REQUIREMENT:
Please copy the lines of the entries exactly, starting with the first line and stopping after the line that contains "svg-text:1.000 Max: 1.000".

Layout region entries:
━━━━

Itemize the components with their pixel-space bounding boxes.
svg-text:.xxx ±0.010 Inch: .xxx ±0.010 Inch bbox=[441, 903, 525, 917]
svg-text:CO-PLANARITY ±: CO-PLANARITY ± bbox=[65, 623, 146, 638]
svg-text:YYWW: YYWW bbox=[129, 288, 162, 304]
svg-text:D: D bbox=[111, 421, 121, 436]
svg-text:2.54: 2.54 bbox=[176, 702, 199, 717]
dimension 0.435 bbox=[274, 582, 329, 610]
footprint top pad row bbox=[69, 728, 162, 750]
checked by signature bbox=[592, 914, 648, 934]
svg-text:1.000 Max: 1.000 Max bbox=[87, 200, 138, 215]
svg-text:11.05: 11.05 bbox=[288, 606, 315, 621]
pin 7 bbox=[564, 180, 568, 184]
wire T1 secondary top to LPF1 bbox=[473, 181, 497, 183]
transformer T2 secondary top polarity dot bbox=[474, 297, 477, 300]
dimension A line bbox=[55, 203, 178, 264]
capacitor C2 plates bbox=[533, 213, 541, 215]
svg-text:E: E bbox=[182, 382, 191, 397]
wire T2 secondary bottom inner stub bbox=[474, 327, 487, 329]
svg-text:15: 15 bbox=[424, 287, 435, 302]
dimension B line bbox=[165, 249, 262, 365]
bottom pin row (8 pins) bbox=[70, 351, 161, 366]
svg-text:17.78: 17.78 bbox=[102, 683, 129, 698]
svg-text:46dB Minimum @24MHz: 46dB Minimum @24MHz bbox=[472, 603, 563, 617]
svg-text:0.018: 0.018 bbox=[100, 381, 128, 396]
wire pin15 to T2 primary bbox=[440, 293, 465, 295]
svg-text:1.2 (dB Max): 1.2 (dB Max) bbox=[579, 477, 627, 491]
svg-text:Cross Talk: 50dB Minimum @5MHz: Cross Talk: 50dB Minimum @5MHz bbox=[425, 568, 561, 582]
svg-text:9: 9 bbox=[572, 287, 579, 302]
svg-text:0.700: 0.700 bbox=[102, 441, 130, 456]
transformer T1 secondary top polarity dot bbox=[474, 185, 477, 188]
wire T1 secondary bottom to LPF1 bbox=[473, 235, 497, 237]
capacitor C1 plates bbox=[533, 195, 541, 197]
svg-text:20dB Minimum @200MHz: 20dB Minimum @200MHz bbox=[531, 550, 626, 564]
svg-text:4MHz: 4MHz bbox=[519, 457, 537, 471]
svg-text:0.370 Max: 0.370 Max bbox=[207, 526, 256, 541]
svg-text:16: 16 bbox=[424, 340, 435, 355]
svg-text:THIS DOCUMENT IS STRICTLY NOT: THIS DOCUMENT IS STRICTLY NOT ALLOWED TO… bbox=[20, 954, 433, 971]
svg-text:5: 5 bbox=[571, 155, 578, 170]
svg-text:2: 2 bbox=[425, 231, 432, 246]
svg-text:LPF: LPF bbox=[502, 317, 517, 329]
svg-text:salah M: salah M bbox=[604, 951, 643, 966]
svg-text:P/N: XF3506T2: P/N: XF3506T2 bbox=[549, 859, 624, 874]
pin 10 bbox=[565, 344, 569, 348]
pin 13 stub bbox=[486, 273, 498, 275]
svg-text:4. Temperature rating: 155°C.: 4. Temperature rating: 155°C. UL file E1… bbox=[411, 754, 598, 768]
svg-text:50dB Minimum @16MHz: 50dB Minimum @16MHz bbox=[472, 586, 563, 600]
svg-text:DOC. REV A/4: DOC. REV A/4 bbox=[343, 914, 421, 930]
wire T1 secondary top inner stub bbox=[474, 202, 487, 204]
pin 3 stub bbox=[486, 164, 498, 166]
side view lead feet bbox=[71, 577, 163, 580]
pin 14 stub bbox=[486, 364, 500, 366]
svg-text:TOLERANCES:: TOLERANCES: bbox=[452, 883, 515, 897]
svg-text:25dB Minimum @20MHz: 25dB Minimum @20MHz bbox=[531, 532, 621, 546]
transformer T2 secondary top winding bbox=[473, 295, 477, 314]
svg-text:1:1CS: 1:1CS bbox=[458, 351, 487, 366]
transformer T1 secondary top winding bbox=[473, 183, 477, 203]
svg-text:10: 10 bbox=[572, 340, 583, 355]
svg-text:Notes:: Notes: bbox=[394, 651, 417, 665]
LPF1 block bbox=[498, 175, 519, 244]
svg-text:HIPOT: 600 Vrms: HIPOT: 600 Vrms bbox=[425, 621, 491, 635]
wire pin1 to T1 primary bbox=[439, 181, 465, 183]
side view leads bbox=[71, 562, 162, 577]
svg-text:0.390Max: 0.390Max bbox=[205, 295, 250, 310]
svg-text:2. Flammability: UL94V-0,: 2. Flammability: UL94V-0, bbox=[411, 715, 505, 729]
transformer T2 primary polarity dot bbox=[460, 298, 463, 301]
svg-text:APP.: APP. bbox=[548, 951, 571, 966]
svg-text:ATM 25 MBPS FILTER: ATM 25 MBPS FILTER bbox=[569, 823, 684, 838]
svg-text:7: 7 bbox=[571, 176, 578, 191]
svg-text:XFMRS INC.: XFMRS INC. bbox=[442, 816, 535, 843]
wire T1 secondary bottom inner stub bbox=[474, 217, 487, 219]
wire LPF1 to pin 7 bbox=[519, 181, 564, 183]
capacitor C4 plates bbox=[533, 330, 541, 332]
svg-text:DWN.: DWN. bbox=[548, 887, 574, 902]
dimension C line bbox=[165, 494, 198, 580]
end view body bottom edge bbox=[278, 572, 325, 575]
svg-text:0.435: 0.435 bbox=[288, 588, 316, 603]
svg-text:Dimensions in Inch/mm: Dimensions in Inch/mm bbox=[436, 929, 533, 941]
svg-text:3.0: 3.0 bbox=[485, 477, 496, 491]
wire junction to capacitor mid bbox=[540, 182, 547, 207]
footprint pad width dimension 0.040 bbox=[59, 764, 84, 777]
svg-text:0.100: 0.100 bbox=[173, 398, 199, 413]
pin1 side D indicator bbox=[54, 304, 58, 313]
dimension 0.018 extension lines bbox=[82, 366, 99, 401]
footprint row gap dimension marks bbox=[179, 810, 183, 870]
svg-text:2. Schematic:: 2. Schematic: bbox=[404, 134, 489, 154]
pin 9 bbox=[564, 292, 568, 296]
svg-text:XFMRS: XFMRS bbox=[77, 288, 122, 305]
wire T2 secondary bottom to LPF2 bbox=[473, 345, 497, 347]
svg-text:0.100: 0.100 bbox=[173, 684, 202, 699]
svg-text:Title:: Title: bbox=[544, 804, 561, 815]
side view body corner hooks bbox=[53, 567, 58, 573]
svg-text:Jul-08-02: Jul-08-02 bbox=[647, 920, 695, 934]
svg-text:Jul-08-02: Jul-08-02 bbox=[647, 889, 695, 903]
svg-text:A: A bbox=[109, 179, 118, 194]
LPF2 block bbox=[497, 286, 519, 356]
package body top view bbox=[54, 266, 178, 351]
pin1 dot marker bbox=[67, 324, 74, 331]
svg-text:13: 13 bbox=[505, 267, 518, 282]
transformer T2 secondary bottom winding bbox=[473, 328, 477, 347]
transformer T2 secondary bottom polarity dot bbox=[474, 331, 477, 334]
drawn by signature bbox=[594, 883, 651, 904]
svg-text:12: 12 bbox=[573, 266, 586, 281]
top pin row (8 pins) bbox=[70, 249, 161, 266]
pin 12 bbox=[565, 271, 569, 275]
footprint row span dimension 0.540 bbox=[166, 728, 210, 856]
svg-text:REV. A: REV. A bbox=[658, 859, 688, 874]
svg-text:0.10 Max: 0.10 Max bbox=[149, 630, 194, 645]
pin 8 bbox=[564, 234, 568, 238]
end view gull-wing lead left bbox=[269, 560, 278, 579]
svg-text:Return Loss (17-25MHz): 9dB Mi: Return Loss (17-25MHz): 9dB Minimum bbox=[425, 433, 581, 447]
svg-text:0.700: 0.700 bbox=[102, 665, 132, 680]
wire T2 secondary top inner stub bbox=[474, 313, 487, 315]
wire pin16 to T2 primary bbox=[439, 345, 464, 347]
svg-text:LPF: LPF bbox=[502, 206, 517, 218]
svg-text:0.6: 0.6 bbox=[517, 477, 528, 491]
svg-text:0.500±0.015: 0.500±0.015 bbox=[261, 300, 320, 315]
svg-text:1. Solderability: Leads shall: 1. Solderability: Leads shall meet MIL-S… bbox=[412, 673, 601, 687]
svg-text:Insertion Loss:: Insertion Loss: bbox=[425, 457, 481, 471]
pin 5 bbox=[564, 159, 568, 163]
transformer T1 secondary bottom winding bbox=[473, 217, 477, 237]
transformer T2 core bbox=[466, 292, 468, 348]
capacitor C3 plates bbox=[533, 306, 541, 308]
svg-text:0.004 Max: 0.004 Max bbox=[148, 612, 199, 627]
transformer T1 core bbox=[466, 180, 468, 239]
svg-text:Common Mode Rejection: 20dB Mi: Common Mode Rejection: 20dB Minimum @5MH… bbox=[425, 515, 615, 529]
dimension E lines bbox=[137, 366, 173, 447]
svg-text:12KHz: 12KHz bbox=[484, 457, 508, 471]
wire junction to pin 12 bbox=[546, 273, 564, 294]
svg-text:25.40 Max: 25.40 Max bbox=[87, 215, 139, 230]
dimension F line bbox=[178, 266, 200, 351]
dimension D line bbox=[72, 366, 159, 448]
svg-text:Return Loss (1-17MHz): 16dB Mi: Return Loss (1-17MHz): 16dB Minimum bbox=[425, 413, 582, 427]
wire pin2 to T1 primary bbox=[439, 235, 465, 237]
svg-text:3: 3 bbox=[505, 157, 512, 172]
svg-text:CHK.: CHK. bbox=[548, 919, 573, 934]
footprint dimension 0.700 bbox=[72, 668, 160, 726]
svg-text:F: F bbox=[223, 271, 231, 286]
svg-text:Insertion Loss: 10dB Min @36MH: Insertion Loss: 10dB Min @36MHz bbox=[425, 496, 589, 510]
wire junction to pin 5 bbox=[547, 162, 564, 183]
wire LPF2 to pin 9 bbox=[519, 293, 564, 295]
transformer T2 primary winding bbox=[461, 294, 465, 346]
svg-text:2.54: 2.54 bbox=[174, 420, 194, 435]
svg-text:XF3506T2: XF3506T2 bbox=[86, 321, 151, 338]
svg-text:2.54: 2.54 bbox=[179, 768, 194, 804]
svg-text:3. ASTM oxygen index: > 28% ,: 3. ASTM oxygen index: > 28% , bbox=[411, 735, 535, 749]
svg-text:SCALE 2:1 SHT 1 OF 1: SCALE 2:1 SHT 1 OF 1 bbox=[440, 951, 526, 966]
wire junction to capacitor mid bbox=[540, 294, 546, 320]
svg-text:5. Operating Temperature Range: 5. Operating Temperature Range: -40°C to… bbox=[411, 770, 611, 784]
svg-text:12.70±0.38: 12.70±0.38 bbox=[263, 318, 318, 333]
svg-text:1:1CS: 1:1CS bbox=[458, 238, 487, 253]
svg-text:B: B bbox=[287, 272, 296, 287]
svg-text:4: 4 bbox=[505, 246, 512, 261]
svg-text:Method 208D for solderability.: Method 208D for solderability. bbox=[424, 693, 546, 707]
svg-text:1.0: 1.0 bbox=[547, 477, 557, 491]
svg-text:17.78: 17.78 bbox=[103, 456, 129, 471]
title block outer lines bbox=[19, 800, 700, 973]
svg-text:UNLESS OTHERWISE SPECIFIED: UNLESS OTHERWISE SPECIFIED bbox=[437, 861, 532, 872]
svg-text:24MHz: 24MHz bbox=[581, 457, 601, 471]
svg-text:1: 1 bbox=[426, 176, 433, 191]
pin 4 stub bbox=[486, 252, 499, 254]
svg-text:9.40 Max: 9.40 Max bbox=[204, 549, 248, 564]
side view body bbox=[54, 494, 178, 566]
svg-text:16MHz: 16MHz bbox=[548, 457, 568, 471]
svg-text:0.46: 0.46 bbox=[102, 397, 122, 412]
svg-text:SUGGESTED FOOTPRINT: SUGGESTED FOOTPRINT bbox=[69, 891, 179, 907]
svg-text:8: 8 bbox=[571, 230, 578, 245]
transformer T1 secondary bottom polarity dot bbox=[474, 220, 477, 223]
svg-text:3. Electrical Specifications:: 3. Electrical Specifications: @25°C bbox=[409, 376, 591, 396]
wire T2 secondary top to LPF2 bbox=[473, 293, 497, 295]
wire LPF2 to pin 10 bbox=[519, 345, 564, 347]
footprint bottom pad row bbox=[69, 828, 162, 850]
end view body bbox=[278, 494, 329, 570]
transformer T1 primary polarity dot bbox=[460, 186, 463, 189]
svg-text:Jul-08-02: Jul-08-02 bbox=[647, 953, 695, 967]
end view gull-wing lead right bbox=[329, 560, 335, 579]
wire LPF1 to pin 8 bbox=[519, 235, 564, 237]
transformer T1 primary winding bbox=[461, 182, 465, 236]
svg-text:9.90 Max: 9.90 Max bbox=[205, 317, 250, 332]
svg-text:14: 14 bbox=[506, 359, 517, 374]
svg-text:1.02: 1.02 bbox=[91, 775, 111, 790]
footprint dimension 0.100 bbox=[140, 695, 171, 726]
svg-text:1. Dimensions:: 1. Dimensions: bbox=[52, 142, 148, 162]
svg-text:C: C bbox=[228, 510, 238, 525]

━━━━

WRITTEN RESPONSE:
Itemize the components with their pixel-space bounding boxes.
svg-text:.xxx ±0.010 Inch: .xxx ±0.010 Inch bbox=[441, 903, 525, 917]
svg-text:CO-PLANARITY ±: CO-PLANARITY ± bbox=[65, 623, 146, 638]
svg-text:YYWW: YYWW bbox=[129, 288, 162, 304]
svg-text:D: D bbox=[111, 421, 121, 436]
svg-text:2.54: 2.54 bbox=[176, 702, 199, 717]
dimension 0.435 bbox=[274, 582, 329, 610]
footprint top pad row bbox=[69, 728, 162, 750]
checked by signature bbox=[592, 914, 648, 934]
svg-text:1.000 Max: 1.000 Max bbox=[87, 200, 138, 215]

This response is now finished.